## Directions for this task
Can you write out the full article on video games being compared to films, word for word?

## Passage to read
»»
Dear Video Games: Please Stop Trying To Be Like Movies, So Much

'The Last of Us Part II' is the latest title that arguably forgets gaming's more unique qualities

Anonymous

Anonymous

Words: Stacey Henley

When I listened to Run The Jewels' latest album, I never once thought about how it reminded me of a good book. When I watched Hamilton on Disney+, it never crossed my mind to compare it to a sculpture. Occasionally, we do compare two bits of entertainment in this way, but it's neither the default nor the gold standard of praise in other mediums.

Yet where video games are concerned, there seems to be an obsession with comparing them to films. The Last Of Us Part II is the latest in a long line of games to earn the "it's like a film" tag, and while it won't be the last game to be spun through this cyclical conversation - because we've definitely had this conversation before - it might just be the loudest.

The Last Of Us Part II /
Sony Interactive Entertainment, Naughty Dog

Conversations around this game in particular have raged on since a series of pre-release leaks, but the "it's like a film" debate really kicked off a week before the game came out, when the review embargo lifted. One person who'd been playing the game ahead of release, Jeff Cannata, was at the centre of this storm, tweeting: "In a medium where everything is John Wick, The Last of Us Part II is Schindler's List."
««
## Entries provided
»»
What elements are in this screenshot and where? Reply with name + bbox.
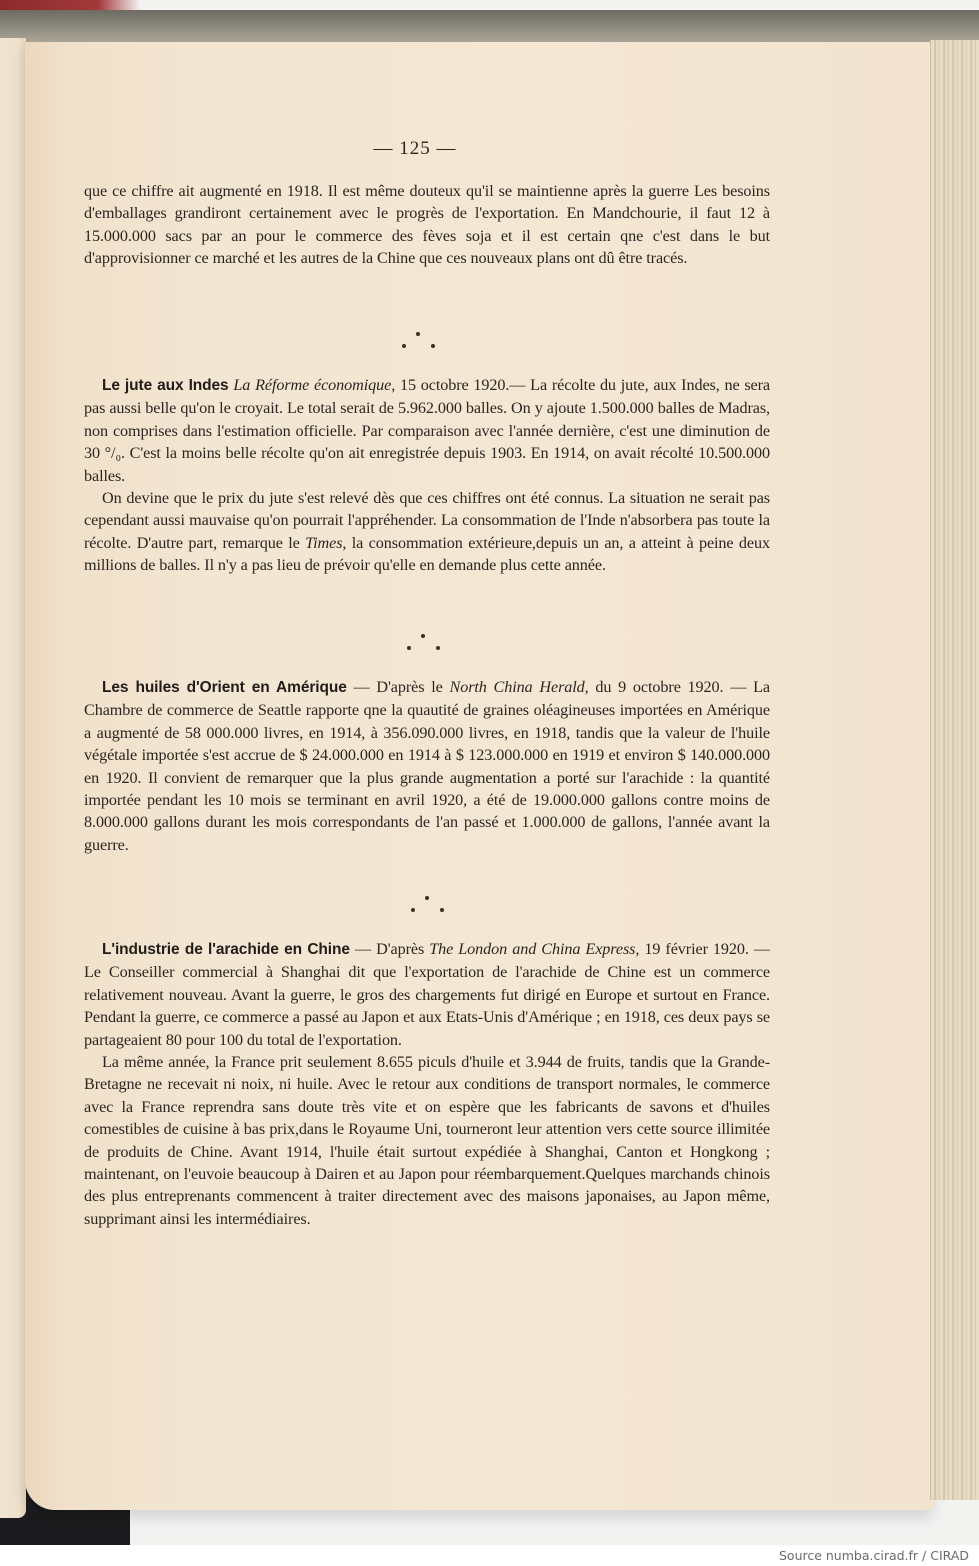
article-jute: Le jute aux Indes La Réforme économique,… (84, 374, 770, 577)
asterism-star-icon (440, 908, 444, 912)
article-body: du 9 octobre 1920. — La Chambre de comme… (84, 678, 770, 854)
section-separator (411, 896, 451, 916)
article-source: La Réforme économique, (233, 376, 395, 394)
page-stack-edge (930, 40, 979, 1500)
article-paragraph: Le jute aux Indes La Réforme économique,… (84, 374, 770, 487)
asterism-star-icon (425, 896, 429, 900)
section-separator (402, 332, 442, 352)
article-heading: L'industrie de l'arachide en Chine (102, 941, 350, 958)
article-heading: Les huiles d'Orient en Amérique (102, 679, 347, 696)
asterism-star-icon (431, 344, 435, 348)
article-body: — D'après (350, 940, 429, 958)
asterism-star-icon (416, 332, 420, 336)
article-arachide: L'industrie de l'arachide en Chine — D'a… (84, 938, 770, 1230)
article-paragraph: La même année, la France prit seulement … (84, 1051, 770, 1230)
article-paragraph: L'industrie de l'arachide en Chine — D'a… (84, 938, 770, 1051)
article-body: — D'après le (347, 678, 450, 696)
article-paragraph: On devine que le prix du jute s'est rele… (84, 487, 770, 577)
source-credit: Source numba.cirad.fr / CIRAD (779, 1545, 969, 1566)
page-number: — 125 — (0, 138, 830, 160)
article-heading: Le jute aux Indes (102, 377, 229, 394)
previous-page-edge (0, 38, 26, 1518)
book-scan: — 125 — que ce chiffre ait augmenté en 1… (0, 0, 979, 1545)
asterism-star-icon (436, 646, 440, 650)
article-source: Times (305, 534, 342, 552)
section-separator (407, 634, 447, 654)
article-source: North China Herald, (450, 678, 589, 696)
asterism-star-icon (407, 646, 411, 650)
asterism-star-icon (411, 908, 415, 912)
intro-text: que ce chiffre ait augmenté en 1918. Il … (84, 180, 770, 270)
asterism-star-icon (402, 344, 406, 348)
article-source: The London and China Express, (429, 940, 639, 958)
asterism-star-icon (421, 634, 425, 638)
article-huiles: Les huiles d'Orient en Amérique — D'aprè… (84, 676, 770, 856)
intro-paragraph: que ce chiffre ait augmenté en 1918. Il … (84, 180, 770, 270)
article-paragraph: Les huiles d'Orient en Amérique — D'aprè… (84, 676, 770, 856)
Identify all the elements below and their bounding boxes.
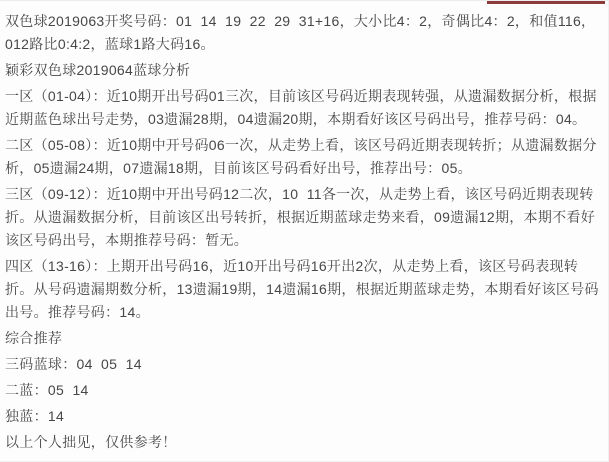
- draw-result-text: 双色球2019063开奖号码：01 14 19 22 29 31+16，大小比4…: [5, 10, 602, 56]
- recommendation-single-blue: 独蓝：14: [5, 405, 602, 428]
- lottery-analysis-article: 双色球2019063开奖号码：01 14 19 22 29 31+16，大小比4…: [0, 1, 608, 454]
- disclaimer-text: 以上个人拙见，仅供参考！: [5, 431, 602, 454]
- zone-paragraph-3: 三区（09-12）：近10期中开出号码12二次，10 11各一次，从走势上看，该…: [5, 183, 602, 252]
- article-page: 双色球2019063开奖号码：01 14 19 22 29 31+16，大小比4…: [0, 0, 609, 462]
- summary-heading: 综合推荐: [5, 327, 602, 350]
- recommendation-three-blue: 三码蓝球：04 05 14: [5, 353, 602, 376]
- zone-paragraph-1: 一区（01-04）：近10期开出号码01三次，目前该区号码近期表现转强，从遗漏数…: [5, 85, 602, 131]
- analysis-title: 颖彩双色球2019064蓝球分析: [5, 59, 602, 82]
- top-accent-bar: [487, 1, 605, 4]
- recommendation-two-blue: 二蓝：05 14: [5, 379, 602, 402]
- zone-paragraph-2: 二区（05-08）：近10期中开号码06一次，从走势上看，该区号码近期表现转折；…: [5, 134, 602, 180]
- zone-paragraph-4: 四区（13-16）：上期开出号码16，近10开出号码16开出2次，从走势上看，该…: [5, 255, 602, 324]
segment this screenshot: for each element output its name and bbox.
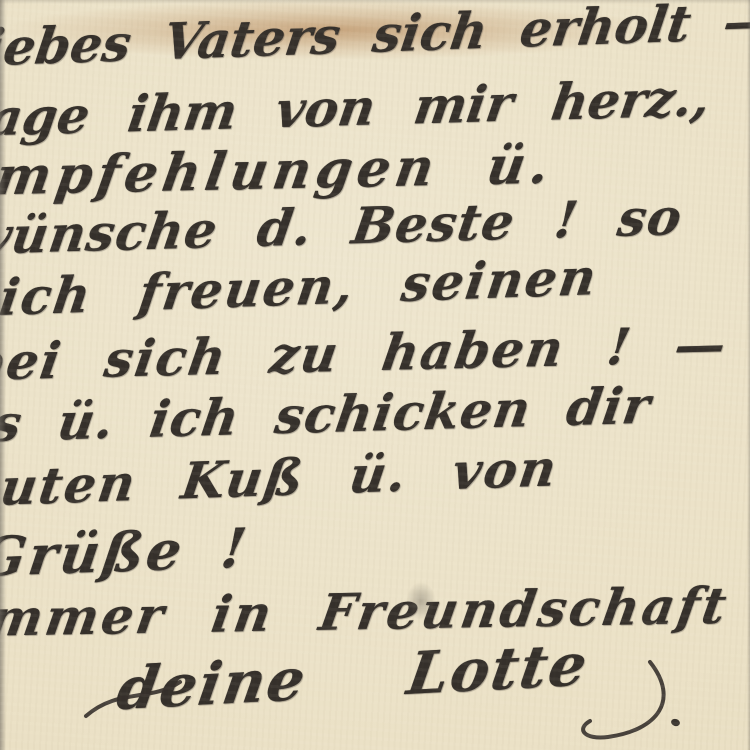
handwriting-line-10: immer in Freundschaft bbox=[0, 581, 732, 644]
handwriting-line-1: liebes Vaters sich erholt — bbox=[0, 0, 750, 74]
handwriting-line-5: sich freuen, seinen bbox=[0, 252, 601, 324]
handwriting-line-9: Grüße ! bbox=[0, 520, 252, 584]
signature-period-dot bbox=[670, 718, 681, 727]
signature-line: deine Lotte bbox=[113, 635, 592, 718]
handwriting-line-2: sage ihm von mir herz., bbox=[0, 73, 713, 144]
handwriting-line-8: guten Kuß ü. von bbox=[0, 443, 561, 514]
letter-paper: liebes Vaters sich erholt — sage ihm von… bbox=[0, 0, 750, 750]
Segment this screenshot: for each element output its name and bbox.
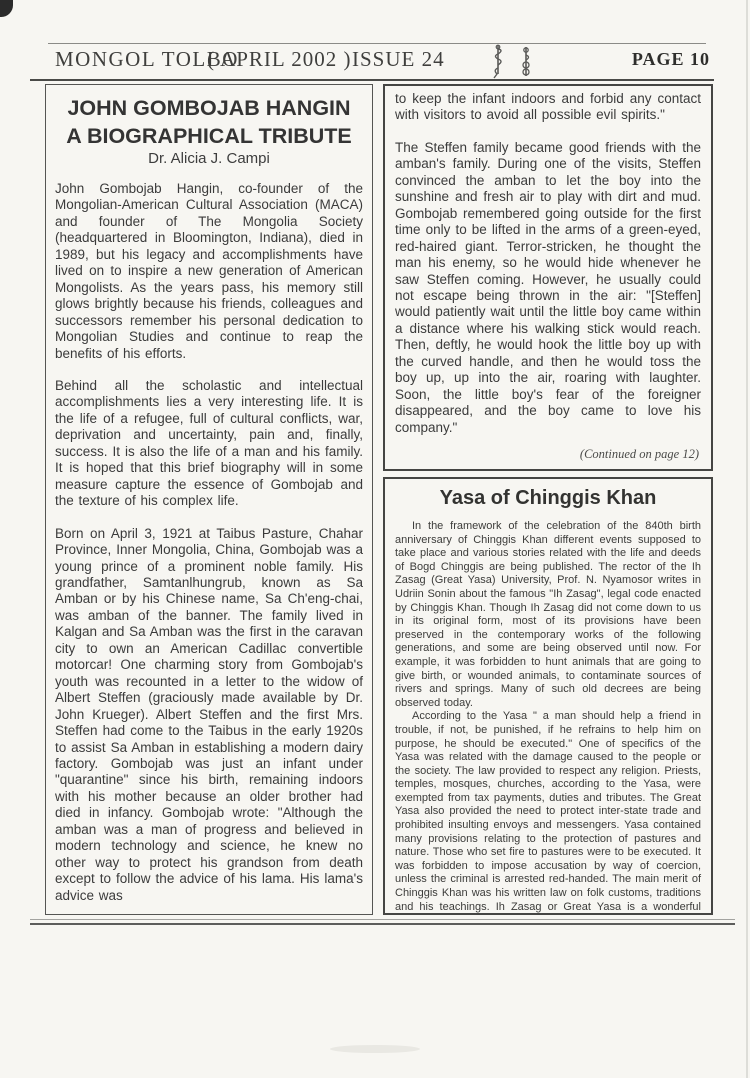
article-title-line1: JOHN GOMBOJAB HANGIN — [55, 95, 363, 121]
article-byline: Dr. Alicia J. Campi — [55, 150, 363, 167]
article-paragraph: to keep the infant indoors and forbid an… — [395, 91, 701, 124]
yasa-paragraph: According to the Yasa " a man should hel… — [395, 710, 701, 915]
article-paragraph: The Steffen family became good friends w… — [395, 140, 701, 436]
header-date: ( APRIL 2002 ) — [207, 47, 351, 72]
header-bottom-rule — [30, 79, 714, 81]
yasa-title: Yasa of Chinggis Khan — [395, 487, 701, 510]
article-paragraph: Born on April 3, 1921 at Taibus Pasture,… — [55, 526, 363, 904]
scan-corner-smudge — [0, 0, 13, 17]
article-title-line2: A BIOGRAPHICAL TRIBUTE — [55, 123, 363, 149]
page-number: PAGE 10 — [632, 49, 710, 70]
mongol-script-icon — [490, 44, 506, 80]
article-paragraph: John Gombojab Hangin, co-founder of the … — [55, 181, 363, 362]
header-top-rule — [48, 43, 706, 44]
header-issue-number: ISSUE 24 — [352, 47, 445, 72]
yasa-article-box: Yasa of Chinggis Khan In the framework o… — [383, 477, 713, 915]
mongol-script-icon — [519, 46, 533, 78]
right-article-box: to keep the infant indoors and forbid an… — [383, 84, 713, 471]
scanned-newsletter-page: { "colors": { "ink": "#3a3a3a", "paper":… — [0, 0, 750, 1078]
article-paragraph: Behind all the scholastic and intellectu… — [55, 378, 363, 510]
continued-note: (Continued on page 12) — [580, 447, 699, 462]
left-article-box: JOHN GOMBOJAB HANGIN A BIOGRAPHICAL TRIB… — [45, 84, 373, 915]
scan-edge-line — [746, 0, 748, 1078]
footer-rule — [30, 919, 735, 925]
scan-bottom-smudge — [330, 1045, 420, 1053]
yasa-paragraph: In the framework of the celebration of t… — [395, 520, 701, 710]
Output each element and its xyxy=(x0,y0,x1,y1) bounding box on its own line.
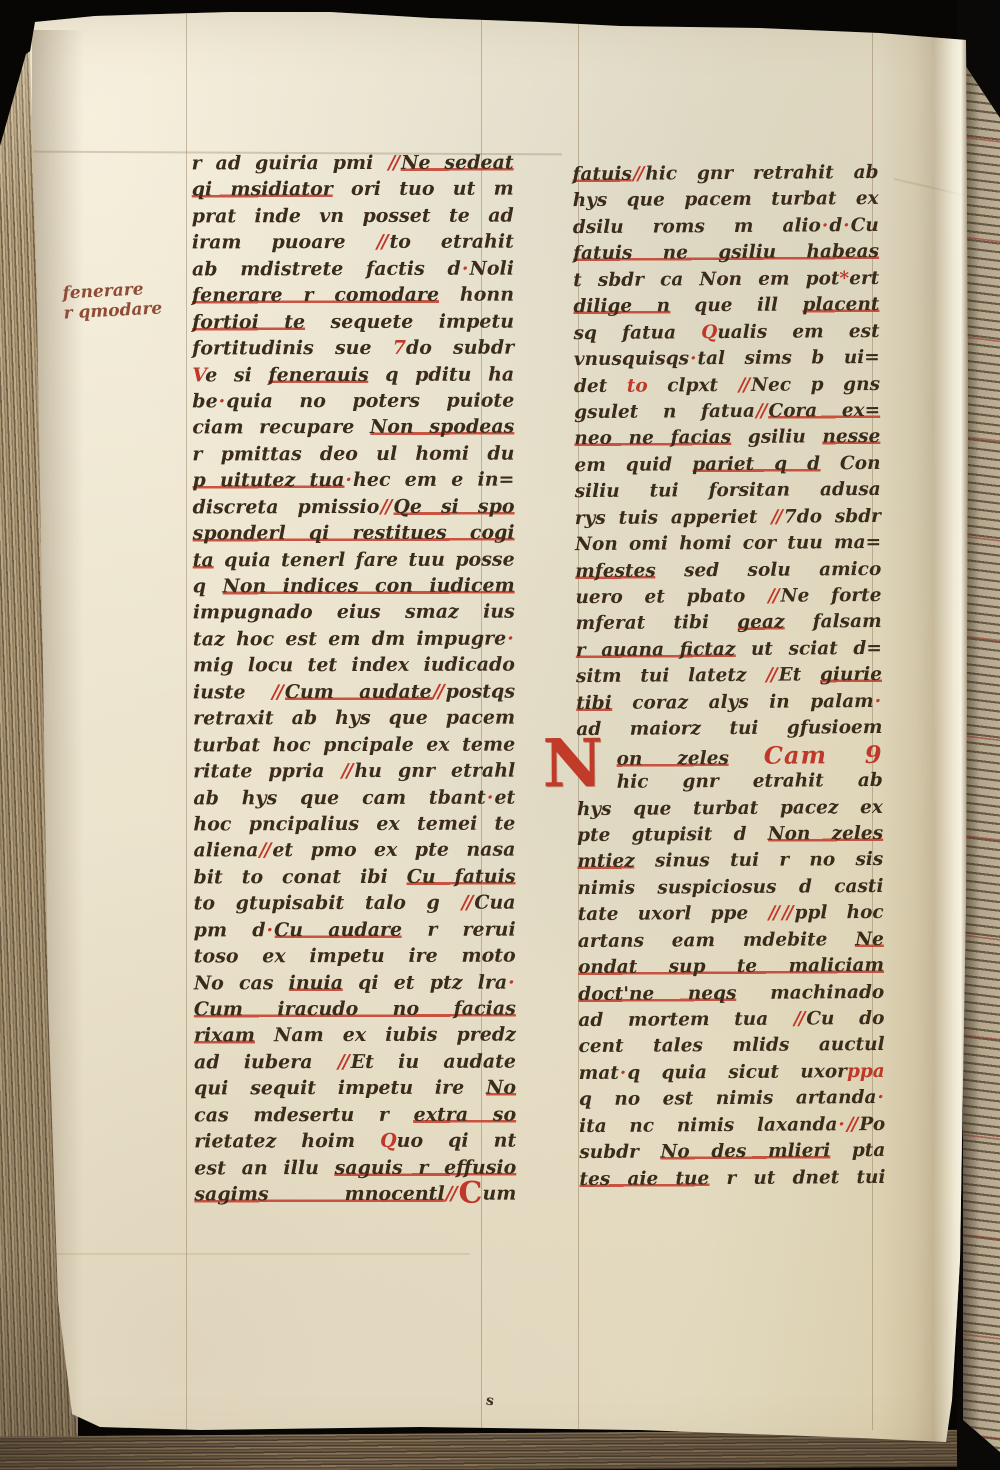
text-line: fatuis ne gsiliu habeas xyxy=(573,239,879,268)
««
## The response
Dear Video Games: Please Stop Trying To Be Like Movies, So Much

'The Last of Us Part II' is the latest title that arguably forgets gaming's more unique qualities

Anonymous

Anonymous

Words: Stacey Henley

When I listened to Run The Jewels' latest album, I never once thought about how it reminded me of a good book. When I watched Hamilton on Disney+, it never crossed my mind to compare it to a sculpture. Occasionally, we do compare two bits of entertainment in this way, but it's neither the default nor the gold standard of praise in other mediums.

Yet where video games are concerned, there seems to be an obsession with comparing them to films. The Last Of Us Part II is the latest in a long line of games to earn the "it's like a film" tag, and while it won't be the last game to be spun through this cyclical conversation - because we've definitely had this conversation before - it might just be the loudest.

The Last Of Us Part II /
Sony Interactive Entertainment, Naughty Dog

Conversations around this game in particular have raged on since a series of pre-release leaks, but the "it's like a film" debate really kicked off a week before the game came out, when the review embargo lifted. One person who'd been playing the game ahead of release, Jeff Cannata, was at the centre of this storm, tweeting: "In a medium where everything is John Wick, The Last of Us Part II is Schindler's List."